━━ SUPPLIED ENTRIES
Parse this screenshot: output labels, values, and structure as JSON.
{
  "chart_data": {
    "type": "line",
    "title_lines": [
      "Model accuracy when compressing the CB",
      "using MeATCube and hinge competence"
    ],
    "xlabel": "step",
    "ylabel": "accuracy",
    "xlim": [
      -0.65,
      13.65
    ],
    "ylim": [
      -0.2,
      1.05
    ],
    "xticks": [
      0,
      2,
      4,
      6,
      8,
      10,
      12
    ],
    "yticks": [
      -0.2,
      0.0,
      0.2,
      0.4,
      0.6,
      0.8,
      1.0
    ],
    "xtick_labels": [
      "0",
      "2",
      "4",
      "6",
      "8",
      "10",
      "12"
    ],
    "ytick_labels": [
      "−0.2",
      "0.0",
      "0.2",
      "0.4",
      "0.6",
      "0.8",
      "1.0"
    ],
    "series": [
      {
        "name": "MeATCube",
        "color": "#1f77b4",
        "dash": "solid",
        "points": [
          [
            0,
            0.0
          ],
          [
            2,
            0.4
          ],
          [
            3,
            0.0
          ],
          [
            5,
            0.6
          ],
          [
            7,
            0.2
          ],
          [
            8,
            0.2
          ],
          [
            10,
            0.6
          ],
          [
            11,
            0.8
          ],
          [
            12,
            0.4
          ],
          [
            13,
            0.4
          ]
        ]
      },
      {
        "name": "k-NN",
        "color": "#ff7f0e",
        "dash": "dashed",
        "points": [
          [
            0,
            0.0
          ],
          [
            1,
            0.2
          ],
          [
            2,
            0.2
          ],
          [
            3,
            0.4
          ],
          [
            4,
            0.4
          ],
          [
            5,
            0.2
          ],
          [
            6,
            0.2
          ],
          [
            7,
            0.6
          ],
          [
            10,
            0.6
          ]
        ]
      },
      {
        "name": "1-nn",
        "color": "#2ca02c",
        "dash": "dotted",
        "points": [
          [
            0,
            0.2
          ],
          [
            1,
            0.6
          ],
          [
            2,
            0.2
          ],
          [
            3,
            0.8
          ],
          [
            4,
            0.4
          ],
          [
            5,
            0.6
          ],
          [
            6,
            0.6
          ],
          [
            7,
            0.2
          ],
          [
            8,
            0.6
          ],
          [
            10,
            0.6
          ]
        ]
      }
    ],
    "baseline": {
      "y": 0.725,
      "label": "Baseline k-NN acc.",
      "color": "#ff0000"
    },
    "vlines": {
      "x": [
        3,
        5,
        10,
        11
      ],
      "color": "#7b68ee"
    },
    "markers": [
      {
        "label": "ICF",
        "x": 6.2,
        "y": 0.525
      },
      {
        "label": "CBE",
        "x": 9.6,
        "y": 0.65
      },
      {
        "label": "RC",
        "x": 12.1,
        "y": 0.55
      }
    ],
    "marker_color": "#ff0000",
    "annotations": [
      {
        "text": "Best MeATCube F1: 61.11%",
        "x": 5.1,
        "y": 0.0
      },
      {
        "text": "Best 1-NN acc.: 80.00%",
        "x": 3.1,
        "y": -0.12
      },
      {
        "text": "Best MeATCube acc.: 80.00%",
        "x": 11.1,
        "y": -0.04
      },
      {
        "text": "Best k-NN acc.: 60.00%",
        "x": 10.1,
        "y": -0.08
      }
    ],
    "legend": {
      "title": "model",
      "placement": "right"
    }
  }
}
━━━━
**WRITTEN PROBLEM**
Show all lines above holding "text".

**THE ANSWER**
        "text": "Best MeATCube F1: 61.11%",
        "text": "Best 1-NN acc.: 80.00%",
        "text": "Best MeATCube acc.: 80.00%",
        "text": "Best k-NN acc.: 60.00%",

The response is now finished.